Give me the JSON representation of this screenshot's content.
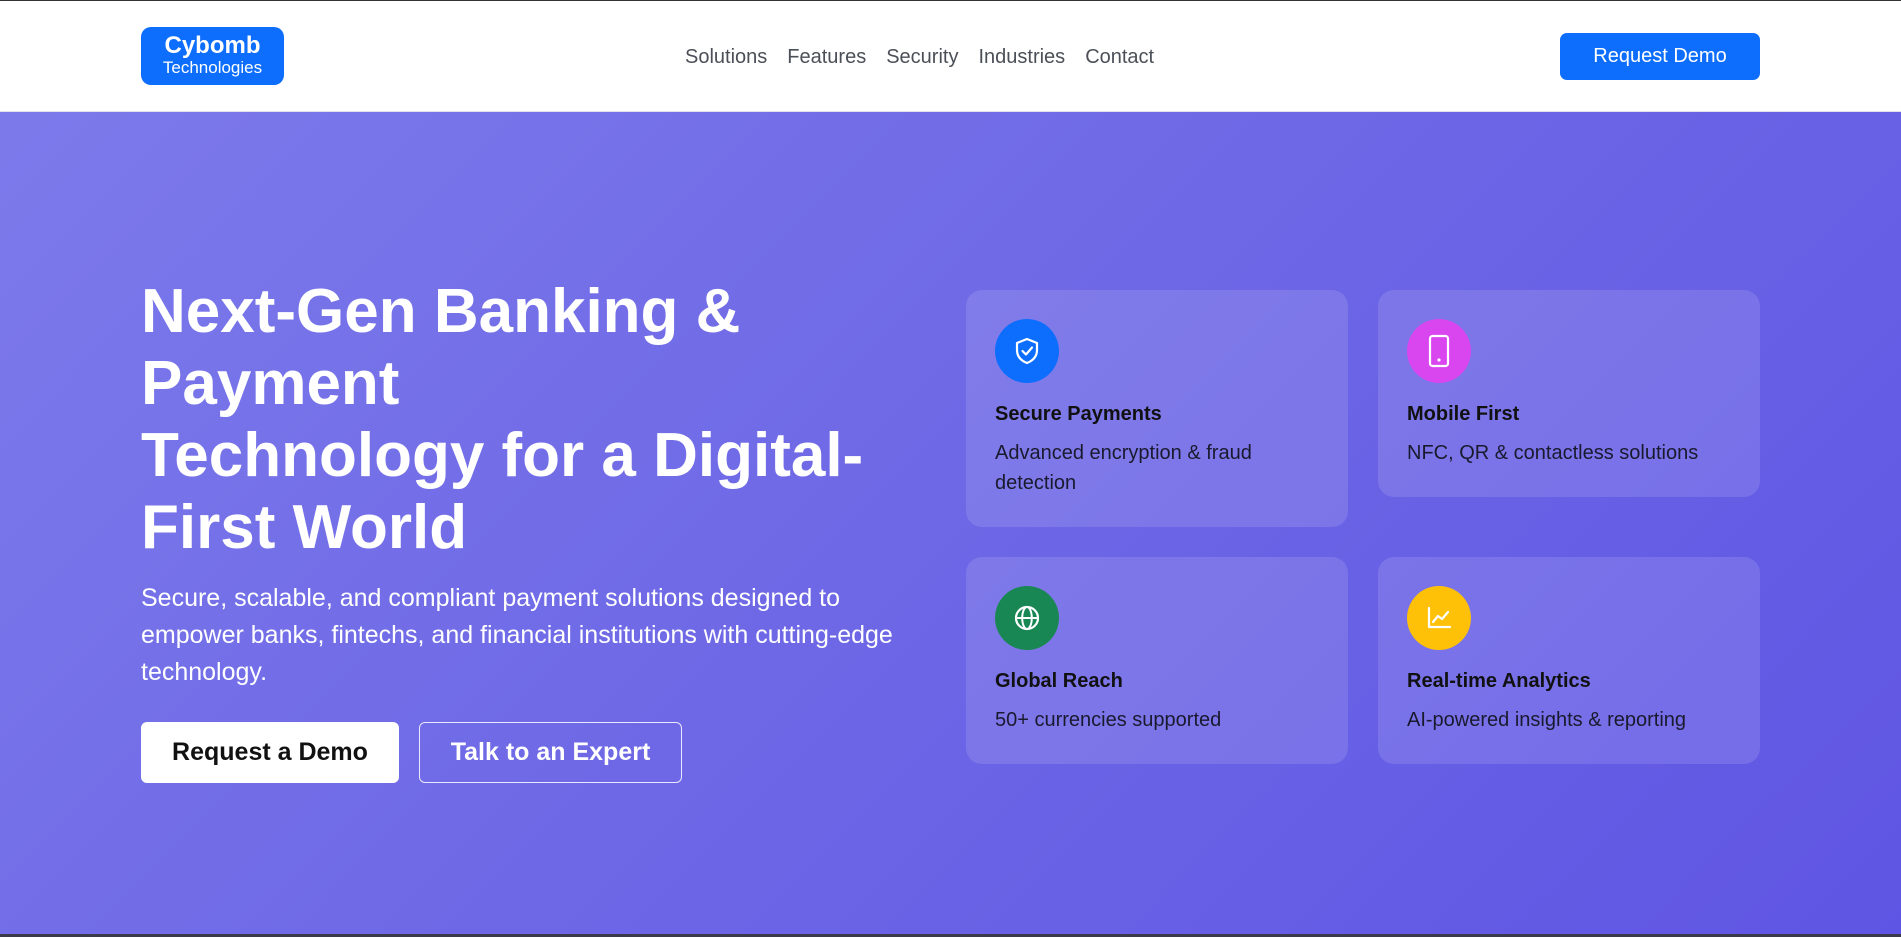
{
  "header": {
    "logo": {
      "name": "Cybomb",
      "sub": "Technologies"
    },
    "nav": [
      {
        "label": "Solutions"
      },
      {
        "label": "Features"
      },
      {
        "label": "Security"
      },
      {
        "label": "Industries"
      },
      {
        "label": "Contact"
      }
    ],
    "cta_label": "Request Demo"
  },
  "hero": {
    "title_lines": [
      "Next-Gen Banking &",
      "Payment",
      "Technology for a Digital-",
      "First World"
    ],
    "subtitle": "Secure, scalable, and compliant payment solutions designed to empower banks, fintechs, and financial institutions with cutting-edge technology.",
    "primary_button": "Request a Demo",
    "secondary_button": "Talk to an Expert"
  },
  "features": [
    {
      "title": "Secure Payments",
      "desc": "Advanced encryption & fraud detection",
      "icon": "shield-icon",
      "color": "#0d6efd"
    },
    {
      "title": "Mobile First",
      "desc": "NFC, QR & contactless solutions",
      "icon": "mobile-icon",
      "color": "#d946ef"
    },
    {
      "title": "Global Reach",
      "desc": "50+ currencies supported",
      "icon": "globe-icon",
      "color": "#198754"
    },
    {
      "title": "Real-time Analytics",
      "desc": "AI-powered insights & reporting",
      "icon": "chart-icon",
      "color": "#ffc107"
    }
  ],
  "colors": {
    "brand": "#0d6efd",
    "hero_gradient_start": "#7c7aeb",
    "hero_gradient_end": "#5f55e4"
  }
}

===

WHAT IS ASKED ::
Find the lines containing "desc" and list every one of them.

THE ANSWER ::
      "desc": "Advanced encryption & fraud detection",
      "desc": "NFC, QR & contactless solutions",
      "desc": "50+ currencies supported",
      "desc": "AI-powered insights & reporting",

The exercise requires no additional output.